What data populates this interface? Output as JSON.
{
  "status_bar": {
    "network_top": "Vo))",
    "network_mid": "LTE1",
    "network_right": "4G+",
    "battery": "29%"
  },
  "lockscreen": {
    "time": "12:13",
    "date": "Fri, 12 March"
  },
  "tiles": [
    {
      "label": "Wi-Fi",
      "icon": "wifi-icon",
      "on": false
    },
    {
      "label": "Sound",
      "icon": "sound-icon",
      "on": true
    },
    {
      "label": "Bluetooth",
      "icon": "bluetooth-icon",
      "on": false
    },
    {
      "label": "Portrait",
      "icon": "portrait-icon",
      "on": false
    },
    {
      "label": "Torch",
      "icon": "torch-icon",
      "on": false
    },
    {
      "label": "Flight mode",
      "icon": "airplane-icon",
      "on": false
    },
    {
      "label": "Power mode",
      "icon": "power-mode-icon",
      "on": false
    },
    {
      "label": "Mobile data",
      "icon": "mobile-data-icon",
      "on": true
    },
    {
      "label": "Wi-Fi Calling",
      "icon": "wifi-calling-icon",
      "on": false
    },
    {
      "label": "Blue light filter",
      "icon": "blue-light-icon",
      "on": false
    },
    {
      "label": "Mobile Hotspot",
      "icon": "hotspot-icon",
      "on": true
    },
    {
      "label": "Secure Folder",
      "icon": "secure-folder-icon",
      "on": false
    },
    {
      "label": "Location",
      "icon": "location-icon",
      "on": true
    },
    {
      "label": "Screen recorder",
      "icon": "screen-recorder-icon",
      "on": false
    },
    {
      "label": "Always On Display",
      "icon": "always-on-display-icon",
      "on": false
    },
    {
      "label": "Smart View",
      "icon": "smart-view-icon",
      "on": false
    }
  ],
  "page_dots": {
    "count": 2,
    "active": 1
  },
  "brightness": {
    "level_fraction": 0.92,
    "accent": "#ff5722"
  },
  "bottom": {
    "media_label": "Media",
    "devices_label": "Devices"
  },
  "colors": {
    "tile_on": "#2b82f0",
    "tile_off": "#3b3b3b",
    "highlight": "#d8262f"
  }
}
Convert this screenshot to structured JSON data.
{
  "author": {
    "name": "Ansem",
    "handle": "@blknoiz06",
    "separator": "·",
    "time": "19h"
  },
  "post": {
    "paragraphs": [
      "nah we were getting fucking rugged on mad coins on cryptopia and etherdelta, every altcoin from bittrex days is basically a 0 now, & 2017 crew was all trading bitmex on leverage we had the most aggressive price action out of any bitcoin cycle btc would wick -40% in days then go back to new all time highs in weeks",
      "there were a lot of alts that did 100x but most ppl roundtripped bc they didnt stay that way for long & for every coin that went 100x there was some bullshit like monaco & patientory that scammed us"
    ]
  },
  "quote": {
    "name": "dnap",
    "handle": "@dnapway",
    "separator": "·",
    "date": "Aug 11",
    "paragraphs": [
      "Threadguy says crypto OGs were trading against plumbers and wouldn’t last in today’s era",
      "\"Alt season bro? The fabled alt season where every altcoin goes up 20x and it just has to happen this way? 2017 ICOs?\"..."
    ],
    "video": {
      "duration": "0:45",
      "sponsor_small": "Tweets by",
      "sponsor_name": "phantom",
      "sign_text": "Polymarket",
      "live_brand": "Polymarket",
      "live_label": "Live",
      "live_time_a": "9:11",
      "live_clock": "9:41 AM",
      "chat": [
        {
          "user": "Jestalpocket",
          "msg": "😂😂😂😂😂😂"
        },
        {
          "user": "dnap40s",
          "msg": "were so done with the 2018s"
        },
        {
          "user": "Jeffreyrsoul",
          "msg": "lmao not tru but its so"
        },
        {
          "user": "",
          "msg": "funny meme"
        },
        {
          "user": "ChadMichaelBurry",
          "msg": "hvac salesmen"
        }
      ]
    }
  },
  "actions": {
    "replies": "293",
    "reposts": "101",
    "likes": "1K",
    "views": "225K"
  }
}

• • • • •

▸ **Direction**
Retype each record exactly, leaving nothing out.

▸ **Task response**
What data populates this interface? Output as JSON.
{
  "status_bar": {
    "network_top": "Vo))",
    "network_mid": "LTE1",
    "network_right": "4G+",
    "battery": "29%"
  },
  "lockscreen": {
    "time": "12:13",
    "date": "Fri, 12 March"
  },
  "tiles": [
    {
      "label": "Wi-Fi",
      "icon": "wifi-icon",
      "on": false
    },
    {
      "label": "Sound",
      "icon": "sound-icon",
      "on": true
    },
    {
      "label": "Bluetooth",
      "icon": "bluetooth-icon",
      "on": false
    },
    {
      "label": "Portrait",
      "icon": "portrait-icon",
      "on": false
    },
    {
      "label": "Torch",
      "icon": "torch-icon",
      "on": false
    },
    {
      "label": "Flight mode",
      "icon": "airplane-icon",
      "on": false
    },
    {
      "label": "Power mode",
      "icon": "power-mode-icon",
      "on": false
    },
    {
      "label": "Mobile data",
      "icon": "mobile-data-icon",
      "on": true
    },
    {
      "label": "Wi-Fi Calling",
      "icon": "wifi-calling-icon",
      "on": false
    },
    {
      "label": "Blue light filter",
      "icon": "blue-light-icon",
      "on": false
    },
    {
      "label": "Mobile Hotspot",
      "icon": "hotspot-icon",
      "on": true
    },
    {
      "label": "Secure Folder",
      "icon": "secure-folder-icon",
      "on": false
    },
    {
      "label": "Location",
      "icon": "location-icon",
      "on": true
    },
    {
      "label": "Screen recorder",
      "icon": "screen-recorder-icon",
      "on": false
    },
    {
      "label": "Always On Display",
      "icon": "always-on-display-icon",
      "on": false
    },
    {
      "label": "Smart View",
      "icon": "smart-view-icon",
      "on": false
    }
  ],
  "page_dots": {
    "count": 2,
    "active": 1
  },
  "brightness": {
    "level_fraction": 0.92,
    "accent": "#ff5722"
  },
  "bottom": {
    "media_label": "Media",
    "devices_label": "Devices"
  },
  "colors": {
    "tile_on": "#2b82f0",
    "tile_off": "#3b3b3b",
    "highlight": "#d8262f"
  }
}
Convert this screenshot to structured JSON data.
{
  "author": {
    "name": "Ansem",
    "handle": "@blknoiz06",
    "separator": "·",
    "time": "19h"
  },
  "post": {
    "paragraphs": [
      "nah we were getting fucking rugged on mad coins on cryptopia and etherdelta, every altcoin from bittrex days is basically a 0 now, & 2017 crew was all trading bitmex on leverage we had the most aggressive price action out of any bitcoin cycle btc would wick -40% in days then go back to new all time highs in weeks",
      "there were a lot of alts that did 100x but most ppl roundtripped bc they didnt stay that way for long & for every coin that went 100x there was some bullshit like monaco & patientory that scammed us"
    ]
  },
  "quote": {
    "name": "dnap",
    "handle": "@dnapway",
    "separator": "·",
    "date": "Aug 11",
    "paragraphs": [
      "Threadguy says crypto OGs were trading against plumbers and wouldn’t last in today’s era",
      "\"Alt season bro? The fabled alt season where every altcoin goes up 20x and it just has to happen this way? 2017 ICOs?\"..."
    ],
    "video": {
      "duration": "0:45",
      "sponsor_small": "Tweets by",
      "sponsor_name": "phantom",
      "sign_text": "Polymarket",
      "live_brand": "Polymarket",
      "live_label": "Live",
      "live_time_a": "9:11",
      "live_clock": "9:41 AM",
      "chat": [
        {
          "user": "Jestalpocket",
          "msg": "😂😂😂😂😂😂"
        },
        {
          "user": "dnap40s",
          "msg": "were so done with the 2018s"
        },
        {
          "user": "Jeffreyrsoul",
          "msg": "lmao not tru but its so"
        },
        {
          "user": "",
          "msg": "funny meme"
        },
        {
          "user": "ChadMichaelBurry",
          "msg": "hvac salesmen"
        }
      ]
    }
  },
  "actions": {
    "replies": "293",
    "reposts": "101",
    "likes": "1K",
    "views": "225K"
  }
}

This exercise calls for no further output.